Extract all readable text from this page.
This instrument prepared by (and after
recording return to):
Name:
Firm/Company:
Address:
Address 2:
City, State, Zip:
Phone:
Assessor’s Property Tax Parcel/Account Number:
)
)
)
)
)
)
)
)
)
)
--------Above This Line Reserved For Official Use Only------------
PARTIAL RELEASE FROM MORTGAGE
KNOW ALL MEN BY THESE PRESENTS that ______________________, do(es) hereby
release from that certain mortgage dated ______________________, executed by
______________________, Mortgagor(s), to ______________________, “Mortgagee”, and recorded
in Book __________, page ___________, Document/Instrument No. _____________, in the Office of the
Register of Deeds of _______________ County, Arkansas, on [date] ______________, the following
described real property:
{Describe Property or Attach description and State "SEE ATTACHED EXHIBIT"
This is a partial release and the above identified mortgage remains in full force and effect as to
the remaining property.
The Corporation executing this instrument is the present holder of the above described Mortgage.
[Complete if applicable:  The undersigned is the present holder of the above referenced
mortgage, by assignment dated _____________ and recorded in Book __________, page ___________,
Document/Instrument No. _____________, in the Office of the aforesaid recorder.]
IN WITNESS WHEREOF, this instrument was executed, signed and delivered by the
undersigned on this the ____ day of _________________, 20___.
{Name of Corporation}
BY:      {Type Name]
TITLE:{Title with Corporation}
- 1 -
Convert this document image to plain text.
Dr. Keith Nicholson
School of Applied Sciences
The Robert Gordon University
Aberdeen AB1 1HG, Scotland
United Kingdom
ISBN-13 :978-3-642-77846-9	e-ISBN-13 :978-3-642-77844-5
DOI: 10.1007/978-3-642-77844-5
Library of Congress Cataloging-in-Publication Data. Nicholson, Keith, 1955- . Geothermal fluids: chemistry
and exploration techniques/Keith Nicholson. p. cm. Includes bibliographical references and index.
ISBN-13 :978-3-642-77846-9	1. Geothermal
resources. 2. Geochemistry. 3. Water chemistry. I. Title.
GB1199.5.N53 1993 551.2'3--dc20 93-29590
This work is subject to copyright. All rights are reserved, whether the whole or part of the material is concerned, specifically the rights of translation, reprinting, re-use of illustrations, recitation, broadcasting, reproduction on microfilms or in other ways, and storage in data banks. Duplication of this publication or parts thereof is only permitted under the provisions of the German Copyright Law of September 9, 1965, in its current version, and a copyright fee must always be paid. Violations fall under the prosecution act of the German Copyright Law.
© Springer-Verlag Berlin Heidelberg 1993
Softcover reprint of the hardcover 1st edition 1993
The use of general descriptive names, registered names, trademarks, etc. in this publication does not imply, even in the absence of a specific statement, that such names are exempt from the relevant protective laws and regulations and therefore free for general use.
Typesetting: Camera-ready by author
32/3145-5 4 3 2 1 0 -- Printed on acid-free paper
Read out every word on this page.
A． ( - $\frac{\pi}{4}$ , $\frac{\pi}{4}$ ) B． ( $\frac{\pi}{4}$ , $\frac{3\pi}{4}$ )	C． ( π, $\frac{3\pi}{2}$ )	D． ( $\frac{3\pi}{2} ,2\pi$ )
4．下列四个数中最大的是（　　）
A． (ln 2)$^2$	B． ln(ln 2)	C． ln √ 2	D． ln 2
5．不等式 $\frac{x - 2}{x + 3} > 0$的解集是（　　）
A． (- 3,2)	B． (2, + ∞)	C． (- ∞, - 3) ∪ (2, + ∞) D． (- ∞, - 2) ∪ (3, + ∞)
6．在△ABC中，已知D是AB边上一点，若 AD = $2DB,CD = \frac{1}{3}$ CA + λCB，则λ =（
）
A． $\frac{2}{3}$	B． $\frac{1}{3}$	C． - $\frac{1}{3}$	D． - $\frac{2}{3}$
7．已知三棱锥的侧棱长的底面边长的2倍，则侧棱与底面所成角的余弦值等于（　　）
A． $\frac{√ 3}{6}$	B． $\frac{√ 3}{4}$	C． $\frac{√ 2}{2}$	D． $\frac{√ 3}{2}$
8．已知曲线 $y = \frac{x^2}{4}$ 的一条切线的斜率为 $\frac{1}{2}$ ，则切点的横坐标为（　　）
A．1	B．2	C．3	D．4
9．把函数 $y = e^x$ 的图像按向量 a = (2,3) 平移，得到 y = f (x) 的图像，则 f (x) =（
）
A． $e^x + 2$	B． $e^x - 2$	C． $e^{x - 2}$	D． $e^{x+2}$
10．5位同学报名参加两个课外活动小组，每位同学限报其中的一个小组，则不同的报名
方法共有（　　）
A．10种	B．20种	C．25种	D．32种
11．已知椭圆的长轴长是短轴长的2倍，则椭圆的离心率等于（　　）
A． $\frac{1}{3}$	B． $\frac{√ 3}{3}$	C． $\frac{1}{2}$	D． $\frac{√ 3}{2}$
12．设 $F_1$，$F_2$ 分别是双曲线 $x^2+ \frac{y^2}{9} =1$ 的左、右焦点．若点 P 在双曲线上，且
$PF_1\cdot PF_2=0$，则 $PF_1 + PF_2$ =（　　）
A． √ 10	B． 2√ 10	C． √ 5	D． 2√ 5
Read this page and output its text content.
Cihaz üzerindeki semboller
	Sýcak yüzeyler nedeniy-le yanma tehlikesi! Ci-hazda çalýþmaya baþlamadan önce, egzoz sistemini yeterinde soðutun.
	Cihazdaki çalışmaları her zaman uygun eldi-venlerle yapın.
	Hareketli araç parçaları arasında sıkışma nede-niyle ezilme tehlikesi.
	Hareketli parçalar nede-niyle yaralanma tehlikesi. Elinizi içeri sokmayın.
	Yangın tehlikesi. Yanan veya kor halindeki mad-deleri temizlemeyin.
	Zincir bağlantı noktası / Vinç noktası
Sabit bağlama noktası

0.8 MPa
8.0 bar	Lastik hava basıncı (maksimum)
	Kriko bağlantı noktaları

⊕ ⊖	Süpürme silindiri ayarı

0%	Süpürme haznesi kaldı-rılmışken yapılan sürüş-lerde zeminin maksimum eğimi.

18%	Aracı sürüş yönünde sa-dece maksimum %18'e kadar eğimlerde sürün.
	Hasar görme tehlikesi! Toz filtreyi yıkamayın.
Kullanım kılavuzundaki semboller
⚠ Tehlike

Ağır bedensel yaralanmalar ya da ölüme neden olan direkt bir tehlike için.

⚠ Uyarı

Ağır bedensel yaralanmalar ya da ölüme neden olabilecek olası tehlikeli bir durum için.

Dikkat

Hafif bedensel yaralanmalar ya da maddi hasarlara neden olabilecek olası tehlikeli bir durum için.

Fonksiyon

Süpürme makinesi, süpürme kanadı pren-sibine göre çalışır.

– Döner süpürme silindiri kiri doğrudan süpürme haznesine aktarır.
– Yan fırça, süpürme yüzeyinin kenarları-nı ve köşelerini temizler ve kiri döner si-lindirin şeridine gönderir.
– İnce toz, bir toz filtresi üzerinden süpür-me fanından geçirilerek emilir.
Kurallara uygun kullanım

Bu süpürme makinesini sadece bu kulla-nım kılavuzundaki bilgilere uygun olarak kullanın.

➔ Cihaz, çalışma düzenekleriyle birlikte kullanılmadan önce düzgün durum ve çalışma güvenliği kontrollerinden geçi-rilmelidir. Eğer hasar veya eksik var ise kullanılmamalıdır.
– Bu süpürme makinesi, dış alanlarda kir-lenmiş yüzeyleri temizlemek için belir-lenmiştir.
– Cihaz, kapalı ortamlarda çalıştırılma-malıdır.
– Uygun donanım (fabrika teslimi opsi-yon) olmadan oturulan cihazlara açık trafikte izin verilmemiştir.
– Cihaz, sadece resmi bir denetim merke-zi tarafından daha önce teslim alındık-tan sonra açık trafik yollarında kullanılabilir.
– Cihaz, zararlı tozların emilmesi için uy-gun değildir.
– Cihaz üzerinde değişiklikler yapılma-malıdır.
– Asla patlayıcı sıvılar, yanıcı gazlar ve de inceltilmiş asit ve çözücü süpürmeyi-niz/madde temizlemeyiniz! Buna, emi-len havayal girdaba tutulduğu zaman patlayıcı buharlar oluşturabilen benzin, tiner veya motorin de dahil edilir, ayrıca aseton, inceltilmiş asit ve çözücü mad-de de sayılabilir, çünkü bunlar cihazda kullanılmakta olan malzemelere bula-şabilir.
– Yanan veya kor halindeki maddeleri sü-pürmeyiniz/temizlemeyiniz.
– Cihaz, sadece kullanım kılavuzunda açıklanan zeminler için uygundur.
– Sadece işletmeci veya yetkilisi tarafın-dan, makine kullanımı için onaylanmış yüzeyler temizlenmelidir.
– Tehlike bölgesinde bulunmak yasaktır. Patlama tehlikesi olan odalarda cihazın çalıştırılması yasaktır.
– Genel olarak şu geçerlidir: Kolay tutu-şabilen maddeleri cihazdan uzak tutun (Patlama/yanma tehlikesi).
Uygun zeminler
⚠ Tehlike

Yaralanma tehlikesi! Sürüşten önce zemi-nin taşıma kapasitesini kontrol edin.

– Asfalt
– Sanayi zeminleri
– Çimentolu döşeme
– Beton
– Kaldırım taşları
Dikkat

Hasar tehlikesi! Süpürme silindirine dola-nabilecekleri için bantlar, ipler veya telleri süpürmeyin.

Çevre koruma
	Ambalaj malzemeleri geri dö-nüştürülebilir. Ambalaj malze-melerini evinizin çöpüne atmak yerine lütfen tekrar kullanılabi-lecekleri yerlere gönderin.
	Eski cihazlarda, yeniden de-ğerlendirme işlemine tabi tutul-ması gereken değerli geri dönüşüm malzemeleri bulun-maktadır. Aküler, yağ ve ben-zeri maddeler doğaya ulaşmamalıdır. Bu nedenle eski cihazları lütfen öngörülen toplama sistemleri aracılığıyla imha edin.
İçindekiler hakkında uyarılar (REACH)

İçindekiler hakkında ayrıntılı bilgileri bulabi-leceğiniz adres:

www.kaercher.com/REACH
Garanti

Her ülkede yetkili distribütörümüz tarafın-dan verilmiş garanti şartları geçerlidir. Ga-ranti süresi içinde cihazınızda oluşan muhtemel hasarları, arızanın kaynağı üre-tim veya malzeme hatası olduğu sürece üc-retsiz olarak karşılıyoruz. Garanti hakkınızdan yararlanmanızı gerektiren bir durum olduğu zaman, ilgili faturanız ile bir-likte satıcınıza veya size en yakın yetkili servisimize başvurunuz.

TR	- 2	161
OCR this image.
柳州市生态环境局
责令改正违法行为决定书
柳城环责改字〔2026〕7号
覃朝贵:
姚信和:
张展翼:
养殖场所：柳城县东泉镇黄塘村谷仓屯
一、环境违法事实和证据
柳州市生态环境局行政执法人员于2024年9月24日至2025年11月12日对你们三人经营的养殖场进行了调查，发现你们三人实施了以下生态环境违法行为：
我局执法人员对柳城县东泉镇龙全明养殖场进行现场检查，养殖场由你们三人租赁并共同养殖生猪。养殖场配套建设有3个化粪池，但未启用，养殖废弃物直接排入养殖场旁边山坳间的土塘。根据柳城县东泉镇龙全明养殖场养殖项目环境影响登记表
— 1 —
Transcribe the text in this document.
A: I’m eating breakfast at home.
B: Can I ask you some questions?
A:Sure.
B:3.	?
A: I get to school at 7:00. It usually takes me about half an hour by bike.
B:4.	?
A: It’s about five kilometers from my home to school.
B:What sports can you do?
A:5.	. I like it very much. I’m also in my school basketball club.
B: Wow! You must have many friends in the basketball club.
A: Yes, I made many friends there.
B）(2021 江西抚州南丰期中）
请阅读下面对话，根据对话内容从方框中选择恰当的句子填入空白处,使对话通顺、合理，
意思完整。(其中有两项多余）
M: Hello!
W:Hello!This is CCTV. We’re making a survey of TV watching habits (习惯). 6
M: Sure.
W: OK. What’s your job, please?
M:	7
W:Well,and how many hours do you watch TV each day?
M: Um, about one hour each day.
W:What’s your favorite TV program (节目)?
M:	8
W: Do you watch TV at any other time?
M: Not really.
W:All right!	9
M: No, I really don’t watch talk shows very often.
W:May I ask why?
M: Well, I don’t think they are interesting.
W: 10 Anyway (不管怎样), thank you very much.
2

Given request
In the entries above, identify each line that includes the string "Office", then copy it.

Task solution
in Book __________, page ___________, Document/Instrument No. _____________, in the Office of the
Document/Instrument No. _____________, in the Office of the aforesaid recorder.]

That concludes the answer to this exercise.